Given data -
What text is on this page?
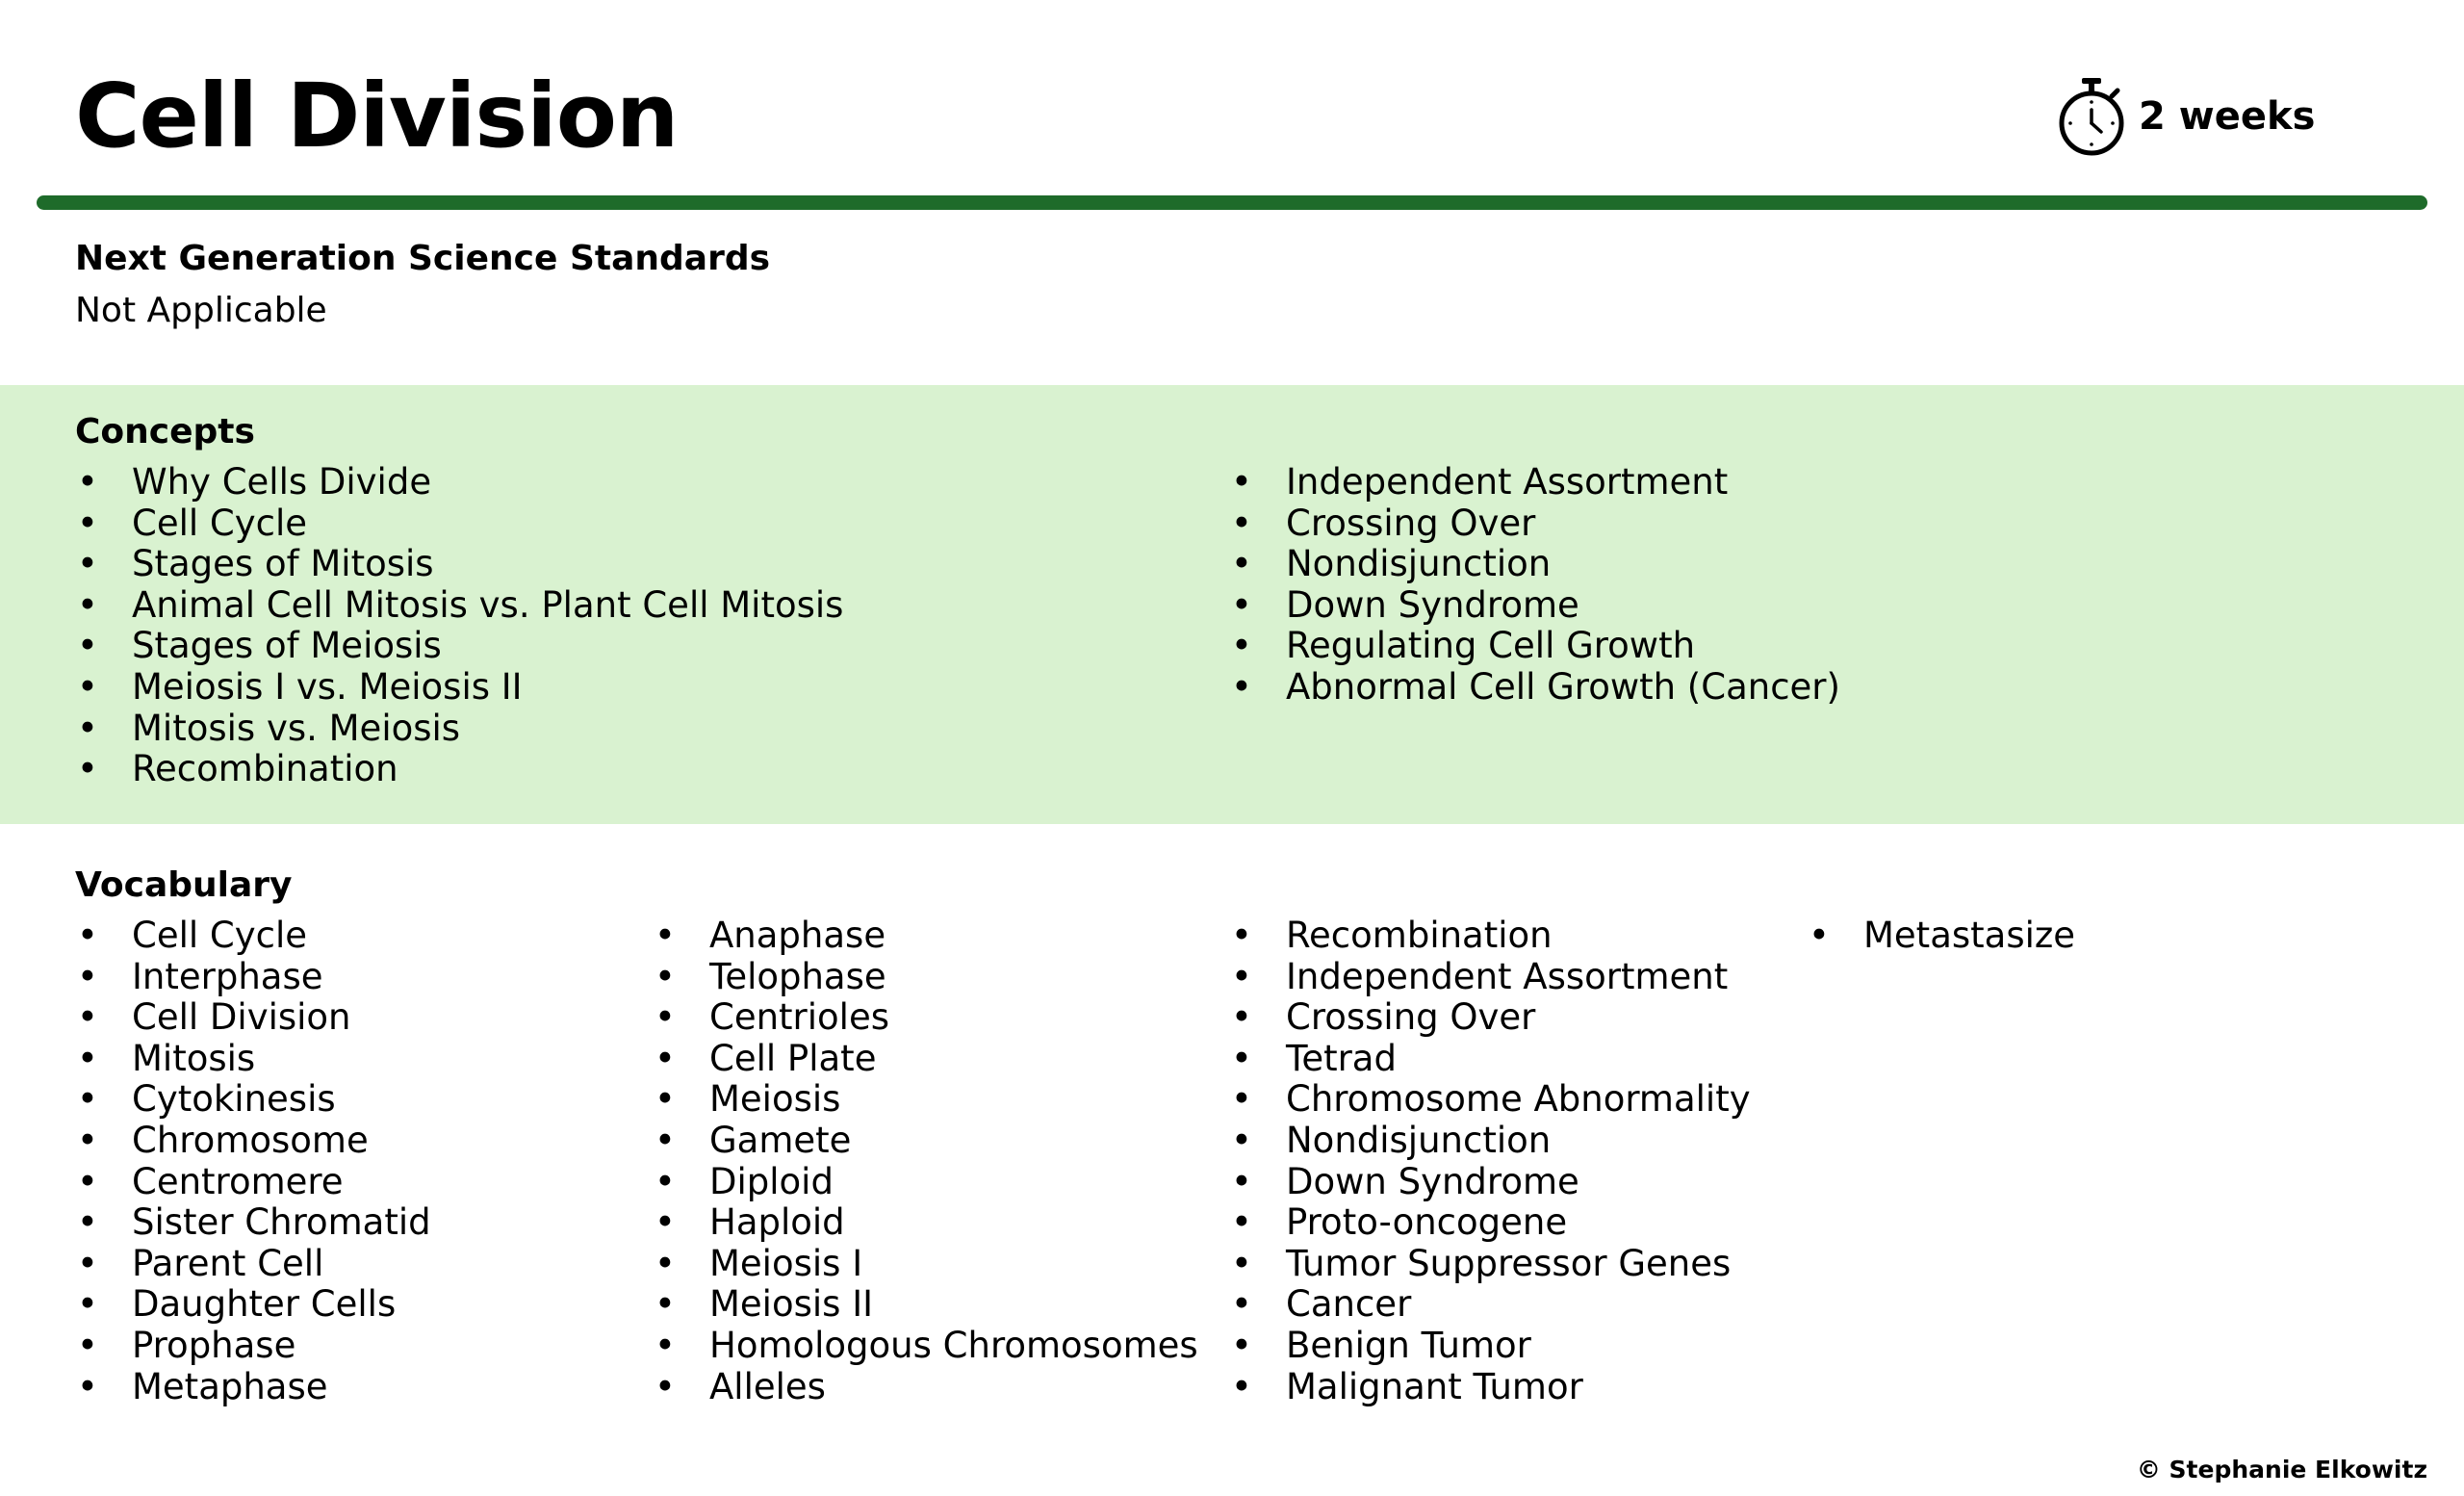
Cell Division	2 weeks
Next Generation Science Standards

Not Applicable

Concepts
• Why Cells Divide
• Cell Cycle
• Stages of Mitosis
• Animal Cell Mitosis vs. Plant Cell Mitosis
• Stages of Meiosis
• Meiosis I vs. Meiosis II
• Mitosis vs. Meiosis
• Recombination
• Independent Assortment
• Crossing Over
• Nondisjunction
• Down Syndrome
• Regulating Cell Growth
• Abnormal Cell Growth (Cancer)
Vocabulary
• Cell Cycle
• Interphase
• Cell Division
• Mitosis
• Cytokinesis
• Chromosome
• Centromere
• Sister Chromatid
• Parent Cell
• Daughter Cells
• Prophase
• Metaphase
• Anaphase
• Telophase
• Centrioles
• Cell Plate
• Meiosis
• Gamete
• Diploid
• Haploid
• Meiosis I
• Meiosis II
• Homologous Chromosomes
• Alleles
• Recombination
• Independent Assortment
• Crossing Over
• Tetrad
• Chromosome Abnormality
• Nondisjunction
• Down Syndrome
• Proto-oncogene
• Tumor Suppressor Genes
• Cancer
• Benign Tumor
• Malignant Tumor
• Metastasize

© Stephanie Elkowitz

Prompt - Where a line of the material above holds the string "Tumor", copy that line.

Expected answer -
• Tumor Suppressor Genes
• Benign Tumor
• Malignant Tumor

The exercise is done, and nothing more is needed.